[Your objective]: Copy down all of the data underneath, exactly as shown.

[Stored records]
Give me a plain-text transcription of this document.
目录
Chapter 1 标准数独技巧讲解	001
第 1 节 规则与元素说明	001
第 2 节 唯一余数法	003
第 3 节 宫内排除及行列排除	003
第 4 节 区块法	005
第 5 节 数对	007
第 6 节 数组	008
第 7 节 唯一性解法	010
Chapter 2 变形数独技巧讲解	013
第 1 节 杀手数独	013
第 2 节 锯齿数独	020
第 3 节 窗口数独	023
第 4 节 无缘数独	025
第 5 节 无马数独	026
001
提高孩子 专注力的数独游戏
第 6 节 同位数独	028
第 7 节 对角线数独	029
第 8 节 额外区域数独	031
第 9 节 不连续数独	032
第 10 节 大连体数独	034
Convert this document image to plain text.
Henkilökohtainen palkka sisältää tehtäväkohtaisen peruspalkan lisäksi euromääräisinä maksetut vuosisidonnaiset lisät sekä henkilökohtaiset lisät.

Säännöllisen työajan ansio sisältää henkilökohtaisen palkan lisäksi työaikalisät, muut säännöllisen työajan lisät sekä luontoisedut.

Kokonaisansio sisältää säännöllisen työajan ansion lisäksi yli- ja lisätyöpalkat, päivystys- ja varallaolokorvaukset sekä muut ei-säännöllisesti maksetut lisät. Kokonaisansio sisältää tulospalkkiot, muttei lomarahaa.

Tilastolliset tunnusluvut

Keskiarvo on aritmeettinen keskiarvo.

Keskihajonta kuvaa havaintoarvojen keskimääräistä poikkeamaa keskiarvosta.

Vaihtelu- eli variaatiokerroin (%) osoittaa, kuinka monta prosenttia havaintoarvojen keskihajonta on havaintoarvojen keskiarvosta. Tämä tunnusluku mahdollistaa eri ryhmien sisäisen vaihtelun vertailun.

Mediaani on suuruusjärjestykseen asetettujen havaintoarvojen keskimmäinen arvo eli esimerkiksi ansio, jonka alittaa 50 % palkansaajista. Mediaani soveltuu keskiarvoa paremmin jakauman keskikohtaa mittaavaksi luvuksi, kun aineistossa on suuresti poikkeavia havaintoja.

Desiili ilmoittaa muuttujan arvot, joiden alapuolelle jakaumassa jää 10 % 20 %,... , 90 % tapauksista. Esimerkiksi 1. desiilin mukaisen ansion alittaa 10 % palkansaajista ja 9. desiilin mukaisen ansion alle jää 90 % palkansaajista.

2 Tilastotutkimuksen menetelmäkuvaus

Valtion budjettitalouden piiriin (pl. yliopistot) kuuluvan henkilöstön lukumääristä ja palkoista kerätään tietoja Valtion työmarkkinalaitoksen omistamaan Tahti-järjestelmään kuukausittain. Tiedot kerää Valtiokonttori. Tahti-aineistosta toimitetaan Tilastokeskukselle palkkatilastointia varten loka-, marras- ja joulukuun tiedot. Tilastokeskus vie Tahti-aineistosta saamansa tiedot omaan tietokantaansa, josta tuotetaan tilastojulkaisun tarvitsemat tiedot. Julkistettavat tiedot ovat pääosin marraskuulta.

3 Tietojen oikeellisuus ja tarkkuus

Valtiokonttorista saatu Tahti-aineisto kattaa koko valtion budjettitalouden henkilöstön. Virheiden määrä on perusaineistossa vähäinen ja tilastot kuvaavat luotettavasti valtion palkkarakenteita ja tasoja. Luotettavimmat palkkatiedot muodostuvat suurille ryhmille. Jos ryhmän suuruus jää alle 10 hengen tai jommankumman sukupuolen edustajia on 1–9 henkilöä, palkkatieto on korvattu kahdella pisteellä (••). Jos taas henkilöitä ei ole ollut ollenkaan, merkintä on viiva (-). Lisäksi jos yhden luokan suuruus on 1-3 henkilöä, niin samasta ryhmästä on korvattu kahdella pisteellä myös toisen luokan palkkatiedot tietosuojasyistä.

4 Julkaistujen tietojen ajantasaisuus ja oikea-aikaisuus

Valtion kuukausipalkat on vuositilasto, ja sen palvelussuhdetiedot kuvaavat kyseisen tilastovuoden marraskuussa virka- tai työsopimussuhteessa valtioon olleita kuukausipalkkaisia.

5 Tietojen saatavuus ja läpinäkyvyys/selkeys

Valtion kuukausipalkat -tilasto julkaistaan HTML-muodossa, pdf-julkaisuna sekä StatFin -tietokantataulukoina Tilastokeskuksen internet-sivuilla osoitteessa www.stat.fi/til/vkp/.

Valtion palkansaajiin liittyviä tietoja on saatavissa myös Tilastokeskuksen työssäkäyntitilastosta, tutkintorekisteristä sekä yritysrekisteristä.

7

[Exercise response]:
Give me a plain-text transcription of this document.
目录
Chapter 1 标准数独技巧讲解	001
第 1 节 规则与元素说明	001
第 2 节 唯一余数法	003
第 3 节 宫内排除及行列排除	003
第 4 节 区块法	005
第 5 节 数对	007
第 6 节 数组	008
第 7 节 唯一性解法	010
Chapter 2 变形数独技巧讲解	013
第 1 节 杀手数独	013
第 2 节 锯齿数独	020
第 3 节 窗口数独	023
第 4 节 无缘数独	025
第 5 节 无马数独	026
001
提高孩子 专注力的数独游戏
第 6 节 同位数独	028
第 7 节 对角线数独	029
第 8 节 额外区域数独	031
第 9 节 不连续数独	032
第 10 节 大连体数独	034
Convert this document image to plain text.
Henkilökohtainen palkka sisältää tehtäväkohtaisen peruspalkan lisäksi euromääräisinä maksetut vuosisidonnaiset lisät sekä henkilökohtaiset lisät.

Säännöllisen työajan ansio sisältää henkilökohtaisen palkan lisäksi työaikalisät, muut säännöllisen työajan lisät sekä luontoisedut.

Kokonaisansio sisältää säännöllisen työajan ansion lisäksi yli- ja lisätyöpalkat, päivystys- ja varallaolokorvaukset sekä muut ei-säännöllisesti maksetut lisät. Kokonaisansio sisältää tulospalkkiot, muttei lomarahaa.

Tilastolliset tunnusluvut

Keskiarvo on aritmeettinen keskiarvo.

Keskihajonta kuvaa havaintoarvojen keskimääräistä poikkeamaa keskiarvosta.

Vaihtelu- eli variaatiokerroin (%) osoittaa, kuinka monta prosenttia havaintoarvojen keskihajonta on havaintoarvojen keskiarvosta. Tämä tunnusluku mahdollistaa eri ryhmien sisäisen vaihtelun vertailun.

Mediaani on suuruusjärjestykseen asetettujen havaintoarvojen keskimmäinen arvo eli esimerkiksi ansio, jonka alittaa 50 % palkansaajista. Mediaani soveltuu keskiarvoa paremmin jakauman keskikohtaa mittaavaksi luvuksi, kun aineistossa on suuresti poikkeavia havaintoja.

Desiili ilmoittaa muuttujan arvot, joiden alapuolelle jakaumassa jää 10 % 20 %,... , 90 % tapauksista. Esimerkiksi 1. desiilin mukaisen ansion alittaa 10 % palkansaajista ja 9. desiilin mukaisen ansion alle jää 90 % palkansaajista.

2 Tilastotutkimuksen menetelmäkuvaus

Valtion budjettitalouden piiriin (pl. yliopistot) kuuluvan henkilöstön lukumääristä ja palkoista kerätään tietoja Valtion työmarkkinalaitoksen omistamaan Tahti-järjestelmään kuukausittain. Tiedot kerää Valtiokonttori. Tahti-aineistosta toimitetaan Tilastokeskukselle palkkatilastointia varten loka-, marras- ja joulukuun tiedot. Tilastokeskus vie Tahti-aineistosta saamansa tiedot omaan tietokantaansa, josta tuotetaan tilastojulkaisun tarvitsemat tiedot. Julkistettavat tiedot ovat pääosin marraskuulta.

3 Tietojen oikeellisuus ja tarkkuus

Valtiokonttorista saatu Tahti-aineisto kattaa koko valtion budjettitalouden henkilöstön. Virheiden määrä on perusaineistossa vähäinen ja tilastot kuvaavat luotettavasti valtion palkkarakenteita ja tasoja. Luotettavimmat palkkatiedot muodostuvat suurille ryhmille. Jos ryhmän suuruus jää alle 10 hengen tai jommankumman sukupuolen edustajia on 1–9 henkilöä, palkkatieto on korvattu kahdella pisteellä (••). Jos taas henkilöitä ei ole ollut ollenkaan, merkintä on viiva (-). Lisäksi jos yhden luokan suuruus on 1-3 henkilöä, niin samasta ryhmästä on korvattu kahdella pisteellä myös toisen luokan palkkatiedot tietosuojasyistä.

4 Julkaistujen tietojen ajantasaisuus ja oikea-aikaisuus

Valtion kuukausipalkat on vuositilasto, ja sen palvelussuhdetiedot kuvaavat kyseisen tilastovuoden marraskuussa virka- tai työsopimussuhteessa valtioon olleita kuukausipalkkaisia.

5 Tietojen saatavuus ja läpinäkyvyys/selkeys

Valtion kuukausipalkat -tilasto julkaistaan HTML-muodossa, pdf-julkaisuna sekä StatFin -tietokantataulukoina Tilastokeskuksen internet-sivuilla osoitteessa www.stat.fi/til/vkp/.

Valtion palkansaajiin liittyviä tietoja on saatavissa myös Tilastokeskuksen työssäkäyntitilastosta, tutkintorekisteristä sekä yritysrekisteristä.

7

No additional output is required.